*Your instructions:*
Set down the material once more, exactly as it appears.

[START]

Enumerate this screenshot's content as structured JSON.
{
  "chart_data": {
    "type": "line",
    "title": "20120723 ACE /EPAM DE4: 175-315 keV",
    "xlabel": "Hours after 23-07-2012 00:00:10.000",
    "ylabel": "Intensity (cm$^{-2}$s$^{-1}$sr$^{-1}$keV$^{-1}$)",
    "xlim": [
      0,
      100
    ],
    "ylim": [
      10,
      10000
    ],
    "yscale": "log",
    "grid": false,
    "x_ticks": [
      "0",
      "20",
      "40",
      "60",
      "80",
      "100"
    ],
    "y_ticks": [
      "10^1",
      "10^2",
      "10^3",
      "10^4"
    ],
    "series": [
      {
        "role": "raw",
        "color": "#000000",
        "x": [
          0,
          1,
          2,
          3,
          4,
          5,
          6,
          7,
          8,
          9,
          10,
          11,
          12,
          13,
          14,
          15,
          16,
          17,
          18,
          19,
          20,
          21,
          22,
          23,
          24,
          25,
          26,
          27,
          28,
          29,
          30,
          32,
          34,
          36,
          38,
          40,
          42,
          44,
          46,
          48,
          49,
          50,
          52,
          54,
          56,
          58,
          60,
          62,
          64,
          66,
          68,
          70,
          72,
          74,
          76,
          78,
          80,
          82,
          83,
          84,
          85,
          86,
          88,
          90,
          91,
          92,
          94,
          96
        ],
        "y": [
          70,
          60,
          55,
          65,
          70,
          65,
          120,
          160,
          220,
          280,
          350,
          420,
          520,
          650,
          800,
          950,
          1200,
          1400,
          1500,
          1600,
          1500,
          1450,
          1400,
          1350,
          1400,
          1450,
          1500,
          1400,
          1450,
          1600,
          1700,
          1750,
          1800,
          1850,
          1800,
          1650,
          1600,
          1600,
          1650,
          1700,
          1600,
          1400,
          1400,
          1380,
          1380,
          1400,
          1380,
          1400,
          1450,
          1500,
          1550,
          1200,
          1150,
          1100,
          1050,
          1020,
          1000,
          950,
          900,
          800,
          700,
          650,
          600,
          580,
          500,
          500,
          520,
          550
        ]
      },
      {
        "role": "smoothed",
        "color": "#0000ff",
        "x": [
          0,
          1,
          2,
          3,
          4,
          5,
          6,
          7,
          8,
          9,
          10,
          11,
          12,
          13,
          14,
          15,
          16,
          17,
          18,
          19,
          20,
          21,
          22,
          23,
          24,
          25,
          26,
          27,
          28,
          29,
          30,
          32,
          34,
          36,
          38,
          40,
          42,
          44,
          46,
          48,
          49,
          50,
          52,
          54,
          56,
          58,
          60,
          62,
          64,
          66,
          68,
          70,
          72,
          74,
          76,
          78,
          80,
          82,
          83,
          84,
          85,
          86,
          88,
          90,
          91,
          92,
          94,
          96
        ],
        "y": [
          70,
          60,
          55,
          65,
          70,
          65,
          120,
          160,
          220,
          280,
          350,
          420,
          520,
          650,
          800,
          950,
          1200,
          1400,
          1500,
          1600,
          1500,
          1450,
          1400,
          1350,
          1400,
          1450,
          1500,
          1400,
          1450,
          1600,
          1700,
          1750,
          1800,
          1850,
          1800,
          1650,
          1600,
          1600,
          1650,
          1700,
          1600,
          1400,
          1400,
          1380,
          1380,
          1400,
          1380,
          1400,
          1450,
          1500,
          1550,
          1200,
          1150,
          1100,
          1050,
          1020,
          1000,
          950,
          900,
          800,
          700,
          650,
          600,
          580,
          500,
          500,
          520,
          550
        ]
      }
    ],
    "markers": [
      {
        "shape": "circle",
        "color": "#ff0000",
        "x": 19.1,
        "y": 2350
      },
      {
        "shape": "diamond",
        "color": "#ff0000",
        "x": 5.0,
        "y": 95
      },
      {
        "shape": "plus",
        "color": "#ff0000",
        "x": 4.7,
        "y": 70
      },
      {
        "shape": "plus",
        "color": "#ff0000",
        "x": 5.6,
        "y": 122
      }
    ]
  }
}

[END]

*Expected answer:*
Enumerate this screenshot's content as structured JSON.
{
  "chart_data": {
    "type": "line",
    "title": "20120723 ACE /EPAM DE4: 175-315 keV",
    "xlabel": "Hours after 23-07-2012 00:00:10.000",
    "ylabel": "Intensity (cm$^{-2}$s$^{-1}$sr$^{-1}$keV$^{-1}$)",
    "xlim": [
      0,
      100
    ],
    "ylim": [
      10,
      10000
    ],
    "yscale": "log",
    "grid": false,
    "x_ticks": [
      "0",
      "20",
      "40",
      "60",
      "80",
      "100"
    ],
    "y_ticks": [
      "10^1",
      "10^2",
      "10^3",
      "10^4"
    ],
    "series": [
      {
        "role": "raw",
        "color": "#000000",
        "x": [
          0,
          1,
          2,
          3,
          4,
          5,
          6,
          7,
          8,
          9,
          10,
          11,
          12,
          13,
          14,
          15,
          16,
          17,
          18,
          19,
          20,
          21,
          22,
          23,
          24,
          25,
          26,
          27,
          28,
          29,
          30,
          32,
          34,
          36,
          38,
          40,
          42,
          44,
          46,
          48,
          49,
          50,
          52,
          54,
          56,
          58,
          60,
          62,
          64,
          66,
          68,
          70,
          72,
          74,
          76,
          78,
          80,
          82,
          83,
          84,
          85,
          86,
          88,
          90,
          91,
          92,
          94,
          96
        ],
        "y": [
          70,
          60,
          55,
          65,
          70,
          65,
          120,
          160,
          220,
          280,
          350,
          420,
          520,
          650,
          800,
          950,
          1200,
          1400,
          1500,
          1600,
          1500,
          1450,
          1400,
          1350,
          1400,
          1450,
          1500,
          1400,
          1450,
          1600,
          1700,
          1750,
          1800,
          1850,
          1800,
          1650,
          1600,
          1600,
          1650,
          1700,
          1600,
          1400,
          1400,
          1380,
          1380,
          1400,
          1380,
          1400,
          1450,
          1500,
          1550,
          1200,
          1150,
          1100,
          1050,
          1020,
          1000,
          950,
          900,
          800,
          700,
          650,
          600,
          580,
          500,
          500,
          520,
          550
        ]
      },
      {
        "role": "smoothed",
        "color": "#0000ff",
        "x": [
          0,
          1,
          2,
          3,
          4,
          5,
          6,
          7,
          8,
          9,
          10,
          11,
          12,
          13,
          14,
          15,
          16,
          17,
          18,
          19,
          20,
          21,
          22,
          23,
          24,
          25,
          26,
          27,
          28,
          29,
          30,
          32,
          34,
          36,
          38,
          40,
          42,
          44,
          46,
          48,
          49,
          50,
          52,
          54,
          56,
          58,
          60,
          62,
          64,
          66,
          68,
          70,
          72,
          74,
          76,
          78,
          80,
          82,
          83,
          84,
          85,
          86,
          88,
          90,
          91,
          92,
          94,
          96
        ],
        "y": [
          70,
          60,
          55,
          65,
          70,
          65,
          120,
          160,
          220,
          280,
          350,
          420,
          520,
          650,
          800,
          950,
          1200,
          1400,
          1500,
          1600,
          1500,
          1450,
          1400,
          1350,
          1400,
          1450,
          1500,
          1400,
          1450,
          1600,
          1700,
          1750,
          1800,
          1850,
          1800,
          1650,
          1600,
          1600,
          1650,
          1700,
          1600,
          1400,
          1400,
          1380,
          1380,
          1400,
          1380,
          1400,
          1450,
          1500,
          1550,
          1200,
          1150,
          1100,
          1050,
          1020,
          1000,
          950,
          900,
          800,
          700,
          650,
          600,
          580,
          500,
          500,
          520,
          550
        ]
      }
    ],
    "markers": [
      {
        "shape": "circle",
        "color": "#ff0000",
        "x": 19.1,
        "y": 2350
      },
      {
        "shape": "diamond",
        "color": "#ff0000",
        "x": 5.0,
        "y": 95
      },
      {
        "shape": "plus",
        "color": "#ff0000",
        "x": 4.7,
        "y": 70
      },
      {
        "shape": "plus",
        "color": "#ff0000",
        "x": 5.6,
        "y": 122
      }
    ]
  }
}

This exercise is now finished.